### Exercise goal
Separate out the lines that hold "state".
** start Materials provided **
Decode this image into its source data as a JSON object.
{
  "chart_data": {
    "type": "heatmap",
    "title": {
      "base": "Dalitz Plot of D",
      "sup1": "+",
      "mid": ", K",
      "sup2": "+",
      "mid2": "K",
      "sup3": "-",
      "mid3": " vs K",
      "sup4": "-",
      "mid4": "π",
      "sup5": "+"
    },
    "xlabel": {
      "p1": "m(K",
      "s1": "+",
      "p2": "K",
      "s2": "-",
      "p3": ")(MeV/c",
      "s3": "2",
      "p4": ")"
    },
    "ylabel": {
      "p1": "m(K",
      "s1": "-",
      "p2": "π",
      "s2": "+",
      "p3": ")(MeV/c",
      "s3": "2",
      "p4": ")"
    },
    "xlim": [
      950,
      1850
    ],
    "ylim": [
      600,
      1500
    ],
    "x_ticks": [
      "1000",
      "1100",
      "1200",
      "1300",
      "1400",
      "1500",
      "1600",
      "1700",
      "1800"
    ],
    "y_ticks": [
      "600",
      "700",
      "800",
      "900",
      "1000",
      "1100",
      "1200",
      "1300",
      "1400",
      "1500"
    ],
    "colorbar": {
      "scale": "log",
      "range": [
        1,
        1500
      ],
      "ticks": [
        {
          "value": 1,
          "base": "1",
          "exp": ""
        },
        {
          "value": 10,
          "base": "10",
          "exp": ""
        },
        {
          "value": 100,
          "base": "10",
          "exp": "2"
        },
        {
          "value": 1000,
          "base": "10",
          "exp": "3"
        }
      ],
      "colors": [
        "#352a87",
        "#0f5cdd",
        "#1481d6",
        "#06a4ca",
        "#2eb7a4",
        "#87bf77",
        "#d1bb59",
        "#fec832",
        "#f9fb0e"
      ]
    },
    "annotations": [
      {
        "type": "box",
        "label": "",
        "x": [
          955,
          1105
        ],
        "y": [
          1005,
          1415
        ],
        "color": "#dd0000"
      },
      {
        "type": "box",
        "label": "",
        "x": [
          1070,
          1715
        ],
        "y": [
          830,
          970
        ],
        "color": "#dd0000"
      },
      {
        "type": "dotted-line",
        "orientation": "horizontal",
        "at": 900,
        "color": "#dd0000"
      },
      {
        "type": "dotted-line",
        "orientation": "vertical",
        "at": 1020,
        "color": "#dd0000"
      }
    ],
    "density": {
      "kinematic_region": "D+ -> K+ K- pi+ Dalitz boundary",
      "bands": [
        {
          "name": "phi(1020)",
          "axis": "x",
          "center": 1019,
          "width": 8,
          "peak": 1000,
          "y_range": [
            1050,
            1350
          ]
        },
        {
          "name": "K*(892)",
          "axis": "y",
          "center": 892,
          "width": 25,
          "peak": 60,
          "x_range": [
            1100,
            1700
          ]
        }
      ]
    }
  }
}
** end Materials provided **
** start Materials provided **
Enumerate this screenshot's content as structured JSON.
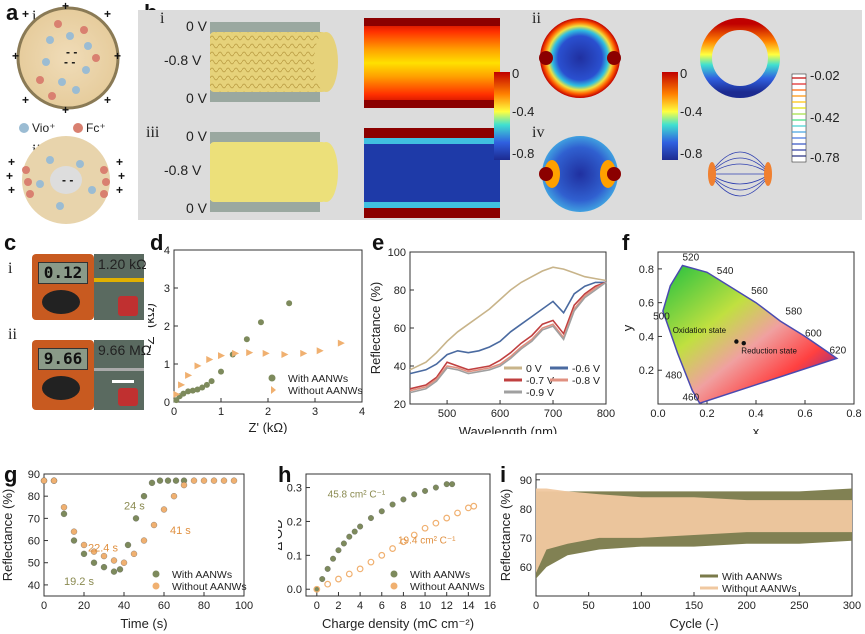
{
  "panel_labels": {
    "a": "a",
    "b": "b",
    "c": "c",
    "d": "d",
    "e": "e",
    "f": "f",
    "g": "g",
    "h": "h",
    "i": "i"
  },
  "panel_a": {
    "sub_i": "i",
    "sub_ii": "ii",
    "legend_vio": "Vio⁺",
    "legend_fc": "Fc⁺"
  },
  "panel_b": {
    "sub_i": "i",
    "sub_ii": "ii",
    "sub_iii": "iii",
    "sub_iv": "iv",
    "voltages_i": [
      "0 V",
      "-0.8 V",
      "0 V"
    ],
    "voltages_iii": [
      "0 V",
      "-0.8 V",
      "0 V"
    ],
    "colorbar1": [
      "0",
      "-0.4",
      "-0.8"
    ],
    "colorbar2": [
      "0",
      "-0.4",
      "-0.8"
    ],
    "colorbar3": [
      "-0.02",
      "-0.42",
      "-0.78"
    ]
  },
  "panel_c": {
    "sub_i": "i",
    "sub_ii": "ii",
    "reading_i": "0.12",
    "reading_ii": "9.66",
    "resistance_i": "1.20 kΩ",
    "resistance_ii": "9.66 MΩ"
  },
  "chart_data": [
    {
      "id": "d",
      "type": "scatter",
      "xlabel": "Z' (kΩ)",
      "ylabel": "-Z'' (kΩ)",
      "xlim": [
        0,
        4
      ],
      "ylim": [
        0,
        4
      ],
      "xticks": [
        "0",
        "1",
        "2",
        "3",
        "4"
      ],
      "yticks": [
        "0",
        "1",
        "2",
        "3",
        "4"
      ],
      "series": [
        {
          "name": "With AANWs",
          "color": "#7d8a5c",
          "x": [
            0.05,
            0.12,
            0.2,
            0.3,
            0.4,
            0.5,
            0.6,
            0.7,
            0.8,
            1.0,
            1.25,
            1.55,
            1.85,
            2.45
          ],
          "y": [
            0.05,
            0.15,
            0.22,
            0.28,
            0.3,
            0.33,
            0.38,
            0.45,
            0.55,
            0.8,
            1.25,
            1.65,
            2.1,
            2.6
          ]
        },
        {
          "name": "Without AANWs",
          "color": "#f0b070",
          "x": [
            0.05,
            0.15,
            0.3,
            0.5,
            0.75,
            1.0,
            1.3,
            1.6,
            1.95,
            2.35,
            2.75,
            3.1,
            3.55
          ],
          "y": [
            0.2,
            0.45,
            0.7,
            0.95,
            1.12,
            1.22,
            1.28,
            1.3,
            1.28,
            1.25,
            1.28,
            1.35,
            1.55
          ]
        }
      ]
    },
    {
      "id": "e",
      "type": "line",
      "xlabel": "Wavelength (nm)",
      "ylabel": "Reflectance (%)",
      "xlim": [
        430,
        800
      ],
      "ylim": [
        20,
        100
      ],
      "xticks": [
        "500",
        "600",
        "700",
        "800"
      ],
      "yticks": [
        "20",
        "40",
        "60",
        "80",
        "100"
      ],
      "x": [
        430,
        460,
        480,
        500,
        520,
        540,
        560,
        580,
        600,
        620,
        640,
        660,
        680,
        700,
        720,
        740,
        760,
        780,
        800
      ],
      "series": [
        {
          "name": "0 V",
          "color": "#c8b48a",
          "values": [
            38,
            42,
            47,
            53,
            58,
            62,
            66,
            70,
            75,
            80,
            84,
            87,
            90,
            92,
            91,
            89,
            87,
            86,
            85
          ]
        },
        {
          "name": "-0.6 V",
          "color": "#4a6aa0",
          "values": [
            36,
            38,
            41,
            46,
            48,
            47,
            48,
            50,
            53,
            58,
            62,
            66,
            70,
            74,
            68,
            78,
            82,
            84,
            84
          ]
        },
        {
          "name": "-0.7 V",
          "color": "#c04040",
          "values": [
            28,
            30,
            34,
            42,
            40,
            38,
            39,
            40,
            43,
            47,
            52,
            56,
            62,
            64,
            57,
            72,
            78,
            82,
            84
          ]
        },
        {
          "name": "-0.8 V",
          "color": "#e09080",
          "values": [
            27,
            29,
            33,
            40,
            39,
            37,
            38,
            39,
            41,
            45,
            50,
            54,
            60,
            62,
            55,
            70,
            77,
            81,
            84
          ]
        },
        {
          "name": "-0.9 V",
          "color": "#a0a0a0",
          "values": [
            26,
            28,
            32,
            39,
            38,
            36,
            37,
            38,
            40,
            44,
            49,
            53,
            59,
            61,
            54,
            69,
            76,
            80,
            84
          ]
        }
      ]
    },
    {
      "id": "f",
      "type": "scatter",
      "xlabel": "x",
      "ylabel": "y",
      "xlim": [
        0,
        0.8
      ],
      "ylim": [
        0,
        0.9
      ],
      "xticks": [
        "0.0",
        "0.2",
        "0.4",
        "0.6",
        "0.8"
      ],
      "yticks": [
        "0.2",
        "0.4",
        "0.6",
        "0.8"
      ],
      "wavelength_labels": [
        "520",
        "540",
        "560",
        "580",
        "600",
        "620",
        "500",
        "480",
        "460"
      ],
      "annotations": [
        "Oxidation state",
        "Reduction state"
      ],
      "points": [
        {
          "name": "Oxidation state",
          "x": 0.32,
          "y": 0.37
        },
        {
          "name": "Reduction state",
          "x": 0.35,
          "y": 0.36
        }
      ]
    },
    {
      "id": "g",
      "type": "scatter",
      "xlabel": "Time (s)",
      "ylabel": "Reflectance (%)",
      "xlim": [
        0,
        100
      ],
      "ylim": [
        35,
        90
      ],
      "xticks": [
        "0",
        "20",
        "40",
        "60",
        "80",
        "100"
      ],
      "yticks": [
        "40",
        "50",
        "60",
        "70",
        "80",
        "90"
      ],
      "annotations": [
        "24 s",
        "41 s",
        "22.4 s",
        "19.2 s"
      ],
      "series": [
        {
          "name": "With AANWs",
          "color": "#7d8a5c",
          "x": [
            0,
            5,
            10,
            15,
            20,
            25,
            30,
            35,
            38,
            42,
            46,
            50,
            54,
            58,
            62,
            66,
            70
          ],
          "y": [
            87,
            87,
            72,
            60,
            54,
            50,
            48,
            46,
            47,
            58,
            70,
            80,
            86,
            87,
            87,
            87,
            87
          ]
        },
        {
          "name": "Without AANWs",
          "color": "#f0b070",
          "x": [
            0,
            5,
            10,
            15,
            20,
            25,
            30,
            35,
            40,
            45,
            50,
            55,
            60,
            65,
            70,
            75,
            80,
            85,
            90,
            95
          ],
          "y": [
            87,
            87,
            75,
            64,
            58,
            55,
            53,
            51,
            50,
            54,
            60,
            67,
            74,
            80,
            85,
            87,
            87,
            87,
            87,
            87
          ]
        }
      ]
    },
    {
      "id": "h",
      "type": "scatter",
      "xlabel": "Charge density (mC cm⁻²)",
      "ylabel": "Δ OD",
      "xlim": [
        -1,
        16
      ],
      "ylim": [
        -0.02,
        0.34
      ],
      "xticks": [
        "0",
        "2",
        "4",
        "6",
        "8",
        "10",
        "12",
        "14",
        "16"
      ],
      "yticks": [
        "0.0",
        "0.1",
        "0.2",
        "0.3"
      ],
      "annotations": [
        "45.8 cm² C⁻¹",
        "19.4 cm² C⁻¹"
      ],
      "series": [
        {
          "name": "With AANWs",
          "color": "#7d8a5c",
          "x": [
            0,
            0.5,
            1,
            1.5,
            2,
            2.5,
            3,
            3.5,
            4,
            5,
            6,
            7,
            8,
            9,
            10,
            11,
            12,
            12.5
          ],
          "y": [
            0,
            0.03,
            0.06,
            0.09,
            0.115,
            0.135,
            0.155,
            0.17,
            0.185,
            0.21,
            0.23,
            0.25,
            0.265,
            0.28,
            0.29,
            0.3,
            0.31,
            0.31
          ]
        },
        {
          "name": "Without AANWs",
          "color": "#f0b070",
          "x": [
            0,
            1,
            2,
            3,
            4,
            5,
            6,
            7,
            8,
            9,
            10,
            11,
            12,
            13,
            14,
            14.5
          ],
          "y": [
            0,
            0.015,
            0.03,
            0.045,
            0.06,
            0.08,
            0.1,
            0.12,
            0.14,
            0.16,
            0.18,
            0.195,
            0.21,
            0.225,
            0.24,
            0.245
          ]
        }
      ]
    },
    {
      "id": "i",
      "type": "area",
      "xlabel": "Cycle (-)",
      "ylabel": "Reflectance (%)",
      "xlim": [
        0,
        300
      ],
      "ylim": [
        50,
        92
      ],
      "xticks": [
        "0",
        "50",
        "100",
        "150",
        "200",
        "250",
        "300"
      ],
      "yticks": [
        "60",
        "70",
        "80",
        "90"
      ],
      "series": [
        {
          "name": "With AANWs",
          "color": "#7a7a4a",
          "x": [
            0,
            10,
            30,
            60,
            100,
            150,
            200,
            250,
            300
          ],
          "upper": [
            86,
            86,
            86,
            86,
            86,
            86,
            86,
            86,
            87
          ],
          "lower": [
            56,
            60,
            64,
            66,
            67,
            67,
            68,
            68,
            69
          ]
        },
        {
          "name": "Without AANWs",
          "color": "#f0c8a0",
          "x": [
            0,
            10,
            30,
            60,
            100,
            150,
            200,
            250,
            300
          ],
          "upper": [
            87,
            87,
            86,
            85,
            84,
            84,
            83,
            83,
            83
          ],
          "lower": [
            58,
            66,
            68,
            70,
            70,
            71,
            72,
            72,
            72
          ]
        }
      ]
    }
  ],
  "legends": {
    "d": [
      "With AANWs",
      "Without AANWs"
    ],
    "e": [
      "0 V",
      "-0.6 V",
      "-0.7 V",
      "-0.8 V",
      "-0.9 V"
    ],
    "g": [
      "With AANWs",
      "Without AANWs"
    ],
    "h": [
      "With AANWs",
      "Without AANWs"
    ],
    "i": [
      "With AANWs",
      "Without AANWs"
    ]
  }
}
** end Materials provided **
### Problem solution
        "Oxidation state",
        "Reduction state"
          "name": "Oxidation state",
          "name": "Reduction state",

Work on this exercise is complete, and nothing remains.